Given passage |

That for the purposes of her appointment, the wife shall:
(a)carry out the terms of the Orders relating to the sale in place of the husband;
(b)be and is hereby authorised to effect a transfer of the property into her name by signing as Transferor and Transferee on such transfer whilst noting that she is appointed as Trustee for Sale;
(c)for the purpose of her appointment, the wife shall have all the powers of a Trustee for Sale of real estate appointed pursuant to the laws of the State of Queensland, including or in addition thereto, to effect a sale of the G Town Property by:
(i)instructing the current agent, or if he will not act, then T Group G Town, to conduct the sale;
(ii)arranging an auction to occur within thirty (30) days;
(iii)instructing the firm of solicitors, W Firm, to act for her in her capacity as trustee on the conveyance of the sale
(iv)paying the proceeds out and disbursing same pursuant to the Orders;
(v)dealing with the mortgagee/lenders to whom funds must be paid pursuant to the Orders;
(vi)calculating and remitting to herself, the funds owed to her by force of the Orders; and
(vii)upon completion of the settlement of the sales of the G Town Property, the wife shall file and serve an Affidavit of account in respect of the sale and disposition of the proceeds of the sale.
That the parties have liberty to apply to the Court for the making of any orders or the giving of any directions in relation to the trusts created by these Orders.
That in event that the proceeds of sale of the property are insufficient to satisfy payment of the amounts referred to in the Orders then the wife has liberty to re-list the matter for such further enforcement orders as may be necessary.
Note: The form of the order is subject to the entry of the order in the Court’s records.
IT IS NOTED that publication of this judgment by this Court under the pseudonym Markell & Markell has been approved by the Chief Justice pursuant to s 121(9)(g) of the Family Law Act 1975 (Cth).
Note: This copy of the Court’s Reasons for Judgment may be subject to review to remedy minor typographical or grammatical errors (r 17.02A(b) of the Family Law Rules 2004 (Cth)), or to record a variation to the order pursuant to r 17.02 Family Law Rules 2004 (Cth).
| FAMILY COURT OF AUSTRALIA AT BRISBANE |
FILE NUMBER: BRC 6823 of 2012
| Ms Markell |
Applicant
And
| Mr Markell |
Respondent
REASONS FOR JUDGMENT
On 14 March 2019 I pronounced orders that amended final property adjustment Orders I had made on 7 August 2018. Those 2018 final Orders had been made by consent. The Orders I made on 14 March this year were made after the hearing of competing applications of the parties in which each was seeking amendments to the August 2018 final orders. I published written Reasons for Judgment that same day.
The amendments made to the final Orders essentially gave the husband an indulgence, consented to by the wife, of a further 30 days to refinance debt secured over two real properties, most particularly over one registered in his name that he wanted to retain if he could. He had not achieved that refinancing within the six months originally provided for in the August 2018 final Orders. In default of his refinancing, the amendments I made on 14 March 2019 required him to sell the property by auction within a further 30 days.

The problem | List, in brief, every action numbered (i) through (vii) under paragraph (c) of the judgment excerpt.

Stored records |
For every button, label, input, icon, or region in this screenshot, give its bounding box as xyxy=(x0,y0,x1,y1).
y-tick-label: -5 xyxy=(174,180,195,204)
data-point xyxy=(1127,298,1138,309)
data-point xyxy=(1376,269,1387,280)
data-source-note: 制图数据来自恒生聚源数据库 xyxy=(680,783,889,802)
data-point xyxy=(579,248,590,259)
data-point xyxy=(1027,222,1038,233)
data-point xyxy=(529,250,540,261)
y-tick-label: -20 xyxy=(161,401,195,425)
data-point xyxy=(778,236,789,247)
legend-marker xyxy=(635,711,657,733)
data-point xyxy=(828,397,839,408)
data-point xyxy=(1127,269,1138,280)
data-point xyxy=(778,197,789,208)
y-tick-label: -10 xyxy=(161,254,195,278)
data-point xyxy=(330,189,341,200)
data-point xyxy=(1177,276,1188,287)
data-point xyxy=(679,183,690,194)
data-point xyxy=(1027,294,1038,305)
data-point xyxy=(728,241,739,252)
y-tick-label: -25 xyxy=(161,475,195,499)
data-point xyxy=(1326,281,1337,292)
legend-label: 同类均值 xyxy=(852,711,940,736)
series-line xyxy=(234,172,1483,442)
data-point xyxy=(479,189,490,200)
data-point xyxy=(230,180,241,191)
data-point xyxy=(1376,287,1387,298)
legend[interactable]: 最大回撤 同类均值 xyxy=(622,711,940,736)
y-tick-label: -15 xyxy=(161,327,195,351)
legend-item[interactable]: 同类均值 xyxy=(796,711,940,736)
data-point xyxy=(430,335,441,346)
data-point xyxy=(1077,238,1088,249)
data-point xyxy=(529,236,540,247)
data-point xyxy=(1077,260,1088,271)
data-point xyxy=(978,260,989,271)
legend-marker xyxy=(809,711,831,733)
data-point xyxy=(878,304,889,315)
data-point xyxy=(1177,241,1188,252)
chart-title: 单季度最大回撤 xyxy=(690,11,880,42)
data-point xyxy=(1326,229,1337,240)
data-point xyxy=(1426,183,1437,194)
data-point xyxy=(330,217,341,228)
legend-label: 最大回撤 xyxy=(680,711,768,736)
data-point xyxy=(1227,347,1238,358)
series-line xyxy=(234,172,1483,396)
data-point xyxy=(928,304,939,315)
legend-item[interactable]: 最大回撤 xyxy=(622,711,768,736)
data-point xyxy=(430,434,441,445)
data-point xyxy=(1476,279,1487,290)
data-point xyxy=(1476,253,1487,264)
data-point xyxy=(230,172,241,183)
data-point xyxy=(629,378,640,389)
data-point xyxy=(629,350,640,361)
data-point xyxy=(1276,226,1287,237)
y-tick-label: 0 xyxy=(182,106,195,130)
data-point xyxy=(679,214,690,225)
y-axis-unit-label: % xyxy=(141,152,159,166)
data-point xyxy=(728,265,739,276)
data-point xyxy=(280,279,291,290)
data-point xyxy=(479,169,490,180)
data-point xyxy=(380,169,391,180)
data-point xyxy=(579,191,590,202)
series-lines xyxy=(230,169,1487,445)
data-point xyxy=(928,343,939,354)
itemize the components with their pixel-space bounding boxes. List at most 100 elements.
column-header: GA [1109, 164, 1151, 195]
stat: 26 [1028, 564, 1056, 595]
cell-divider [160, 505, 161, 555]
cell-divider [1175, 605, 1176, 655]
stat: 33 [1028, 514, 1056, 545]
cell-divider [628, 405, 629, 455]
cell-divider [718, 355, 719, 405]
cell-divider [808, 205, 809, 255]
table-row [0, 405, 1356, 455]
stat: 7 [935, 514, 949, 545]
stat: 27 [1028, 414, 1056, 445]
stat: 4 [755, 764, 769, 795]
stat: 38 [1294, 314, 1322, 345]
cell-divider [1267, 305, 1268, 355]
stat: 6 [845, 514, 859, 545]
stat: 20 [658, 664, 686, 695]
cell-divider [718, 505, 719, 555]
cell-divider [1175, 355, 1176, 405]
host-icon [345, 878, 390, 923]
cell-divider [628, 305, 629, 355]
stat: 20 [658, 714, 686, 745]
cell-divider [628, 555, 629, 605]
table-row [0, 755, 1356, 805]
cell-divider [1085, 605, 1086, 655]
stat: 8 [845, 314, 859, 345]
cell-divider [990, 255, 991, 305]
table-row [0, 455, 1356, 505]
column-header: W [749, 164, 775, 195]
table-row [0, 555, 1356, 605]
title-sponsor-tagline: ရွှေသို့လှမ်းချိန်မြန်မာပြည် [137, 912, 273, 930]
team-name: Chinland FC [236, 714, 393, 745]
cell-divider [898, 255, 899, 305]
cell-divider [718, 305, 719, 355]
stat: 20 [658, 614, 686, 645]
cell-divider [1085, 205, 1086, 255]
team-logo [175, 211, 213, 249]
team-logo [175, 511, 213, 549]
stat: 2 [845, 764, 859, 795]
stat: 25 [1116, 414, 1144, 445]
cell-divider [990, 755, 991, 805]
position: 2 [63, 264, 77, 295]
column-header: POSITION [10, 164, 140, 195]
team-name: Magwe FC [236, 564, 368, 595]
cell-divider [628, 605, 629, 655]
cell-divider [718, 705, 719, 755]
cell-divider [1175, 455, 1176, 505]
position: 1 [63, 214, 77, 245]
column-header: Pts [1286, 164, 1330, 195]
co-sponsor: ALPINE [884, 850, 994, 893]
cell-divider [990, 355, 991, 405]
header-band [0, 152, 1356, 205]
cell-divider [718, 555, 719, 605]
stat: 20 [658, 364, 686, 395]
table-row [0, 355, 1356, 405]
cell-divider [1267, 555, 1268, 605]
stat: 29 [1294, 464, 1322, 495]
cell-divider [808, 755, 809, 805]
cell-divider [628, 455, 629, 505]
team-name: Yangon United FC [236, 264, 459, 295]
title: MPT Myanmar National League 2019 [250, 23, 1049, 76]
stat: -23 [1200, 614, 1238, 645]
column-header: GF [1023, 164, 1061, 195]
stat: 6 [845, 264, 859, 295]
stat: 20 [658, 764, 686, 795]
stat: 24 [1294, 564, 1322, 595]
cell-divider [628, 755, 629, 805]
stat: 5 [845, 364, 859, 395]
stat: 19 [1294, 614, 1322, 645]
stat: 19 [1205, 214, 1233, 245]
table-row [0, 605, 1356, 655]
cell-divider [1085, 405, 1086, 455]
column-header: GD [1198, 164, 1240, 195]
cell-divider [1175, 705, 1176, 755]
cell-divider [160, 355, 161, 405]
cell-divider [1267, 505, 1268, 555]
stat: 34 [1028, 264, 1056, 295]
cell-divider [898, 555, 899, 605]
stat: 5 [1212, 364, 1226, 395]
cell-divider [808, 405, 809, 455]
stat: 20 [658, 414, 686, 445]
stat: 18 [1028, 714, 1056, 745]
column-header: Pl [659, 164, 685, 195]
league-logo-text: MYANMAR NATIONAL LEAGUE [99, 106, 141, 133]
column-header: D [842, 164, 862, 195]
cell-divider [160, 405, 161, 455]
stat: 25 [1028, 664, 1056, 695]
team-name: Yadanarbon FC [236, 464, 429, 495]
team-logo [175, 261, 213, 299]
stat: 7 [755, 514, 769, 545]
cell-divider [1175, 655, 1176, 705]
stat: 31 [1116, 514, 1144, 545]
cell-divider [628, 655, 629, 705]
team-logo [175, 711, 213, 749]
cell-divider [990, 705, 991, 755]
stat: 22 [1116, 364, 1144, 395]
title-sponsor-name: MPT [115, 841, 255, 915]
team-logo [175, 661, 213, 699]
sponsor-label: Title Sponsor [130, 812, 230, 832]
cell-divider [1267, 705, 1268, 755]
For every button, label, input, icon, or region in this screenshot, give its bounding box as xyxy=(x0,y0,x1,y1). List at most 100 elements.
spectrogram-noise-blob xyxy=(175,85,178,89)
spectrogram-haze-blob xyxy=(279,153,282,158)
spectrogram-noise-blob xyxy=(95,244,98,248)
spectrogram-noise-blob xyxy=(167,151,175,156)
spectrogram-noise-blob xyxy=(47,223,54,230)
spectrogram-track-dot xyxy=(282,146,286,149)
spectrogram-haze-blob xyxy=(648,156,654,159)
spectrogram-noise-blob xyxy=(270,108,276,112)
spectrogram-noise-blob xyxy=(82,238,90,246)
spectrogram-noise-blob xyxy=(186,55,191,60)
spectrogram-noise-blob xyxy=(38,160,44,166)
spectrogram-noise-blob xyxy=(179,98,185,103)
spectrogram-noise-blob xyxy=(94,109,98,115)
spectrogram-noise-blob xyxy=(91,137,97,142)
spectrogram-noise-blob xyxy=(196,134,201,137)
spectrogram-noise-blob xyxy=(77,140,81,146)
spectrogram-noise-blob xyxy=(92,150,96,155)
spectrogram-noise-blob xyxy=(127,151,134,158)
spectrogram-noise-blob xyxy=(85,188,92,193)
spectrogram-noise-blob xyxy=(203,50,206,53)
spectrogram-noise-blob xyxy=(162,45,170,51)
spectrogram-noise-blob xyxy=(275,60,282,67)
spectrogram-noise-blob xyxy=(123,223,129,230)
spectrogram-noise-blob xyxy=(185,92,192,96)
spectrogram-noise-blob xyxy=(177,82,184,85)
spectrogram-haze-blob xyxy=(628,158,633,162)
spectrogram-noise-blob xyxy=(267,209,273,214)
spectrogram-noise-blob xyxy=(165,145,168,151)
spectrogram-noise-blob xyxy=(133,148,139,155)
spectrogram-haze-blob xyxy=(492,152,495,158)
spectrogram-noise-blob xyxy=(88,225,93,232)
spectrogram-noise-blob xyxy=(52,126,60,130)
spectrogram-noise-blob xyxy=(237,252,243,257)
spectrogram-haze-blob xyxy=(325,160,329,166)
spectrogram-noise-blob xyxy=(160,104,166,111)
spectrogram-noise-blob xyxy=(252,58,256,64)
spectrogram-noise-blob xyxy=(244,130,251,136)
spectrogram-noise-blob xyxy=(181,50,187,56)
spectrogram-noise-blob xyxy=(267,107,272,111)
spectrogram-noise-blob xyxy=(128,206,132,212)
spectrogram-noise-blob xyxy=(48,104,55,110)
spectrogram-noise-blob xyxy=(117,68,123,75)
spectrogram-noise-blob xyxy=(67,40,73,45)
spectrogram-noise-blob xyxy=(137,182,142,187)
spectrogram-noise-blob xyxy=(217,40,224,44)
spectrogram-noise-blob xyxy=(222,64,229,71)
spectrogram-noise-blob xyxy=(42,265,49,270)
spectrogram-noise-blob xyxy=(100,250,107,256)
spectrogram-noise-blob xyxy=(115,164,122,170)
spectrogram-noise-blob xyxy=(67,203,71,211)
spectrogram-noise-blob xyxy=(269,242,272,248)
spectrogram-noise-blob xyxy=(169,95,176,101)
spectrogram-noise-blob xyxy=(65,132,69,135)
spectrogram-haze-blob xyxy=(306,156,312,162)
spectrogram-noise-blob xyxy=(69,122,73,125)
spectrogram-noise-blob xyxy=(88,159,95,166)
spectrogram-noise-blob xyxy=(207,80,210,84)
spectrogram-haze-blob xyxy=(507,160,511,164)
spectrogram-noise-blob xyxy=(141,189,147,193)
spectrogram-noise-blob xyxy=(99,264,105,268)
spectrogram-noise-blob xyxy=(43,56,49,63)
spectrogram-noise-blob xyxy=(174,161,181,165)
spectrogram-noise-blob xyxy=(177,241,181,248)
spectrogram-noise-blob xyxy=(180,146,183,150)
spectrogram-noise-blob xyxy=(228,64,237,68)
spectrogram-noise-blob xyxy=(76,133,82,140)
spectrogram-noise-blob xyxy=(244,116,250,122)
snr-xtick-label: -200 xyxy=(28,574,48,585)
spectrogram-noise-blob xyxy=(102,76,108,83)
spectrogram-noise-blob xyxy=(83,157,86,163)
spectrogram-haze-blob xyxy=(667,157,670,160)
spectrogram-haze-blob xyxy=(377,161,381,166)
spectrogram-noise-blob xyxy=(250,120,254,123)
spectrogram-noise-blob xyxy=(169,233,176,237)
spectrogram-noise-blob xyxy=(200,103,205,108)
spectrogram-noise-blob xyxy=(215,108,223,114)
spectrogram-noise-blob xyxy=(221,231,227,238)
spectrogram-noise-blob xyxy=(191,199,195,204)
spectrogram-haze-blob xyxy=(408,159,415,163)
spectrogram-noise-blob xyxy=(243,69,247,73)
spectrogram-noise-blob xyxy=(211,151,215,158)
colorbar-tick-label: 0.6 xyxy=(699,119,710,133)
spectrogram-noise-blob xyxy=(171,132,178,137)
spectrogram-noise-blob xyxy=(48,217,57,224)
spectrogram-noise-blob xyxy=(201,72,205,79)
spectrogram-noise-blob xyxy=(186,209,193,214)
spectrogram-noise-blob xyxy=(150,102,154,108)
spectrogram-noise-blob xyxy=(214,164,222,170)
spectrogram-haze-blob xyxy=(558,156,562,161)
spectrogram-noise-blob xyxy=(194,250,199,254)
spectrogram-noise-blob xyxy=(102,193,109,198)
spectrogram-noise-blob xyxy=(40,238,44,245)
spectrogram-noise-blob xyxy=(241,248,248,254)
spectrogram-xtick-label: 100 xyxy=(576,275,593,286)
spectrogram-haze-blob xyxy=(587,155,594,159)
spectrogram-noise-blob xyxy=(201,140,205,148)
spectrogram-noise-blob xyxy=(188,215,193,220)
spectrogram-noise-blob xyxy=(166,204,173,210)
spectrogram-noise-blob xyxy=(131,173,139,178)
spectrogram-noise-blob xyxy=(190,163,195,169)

Exercise result |
(i) Instructing the current agent, or if he will not act, T Group G Town, to conduct the sale
(ii) Arranging an auction to occur within thirty (30) days
(iii) Instructing the firm of solicitors, W Firm, to act for her as trustee on the conveyance of the sale
(iv) Paying the proceeds out and disbursing them pursuant to the Orders
(v) Dealing with the mortgagee/lenders to whom funds must be paid pursuant to the Orders
(vi) Calculating and remitting to herself the funds owed to her by force of the Orders
(vii) Upon completion of the settlement of the sales of the G Town Property, filing and serving an Affidavit of account in respect of the sale and disposition of the proceeds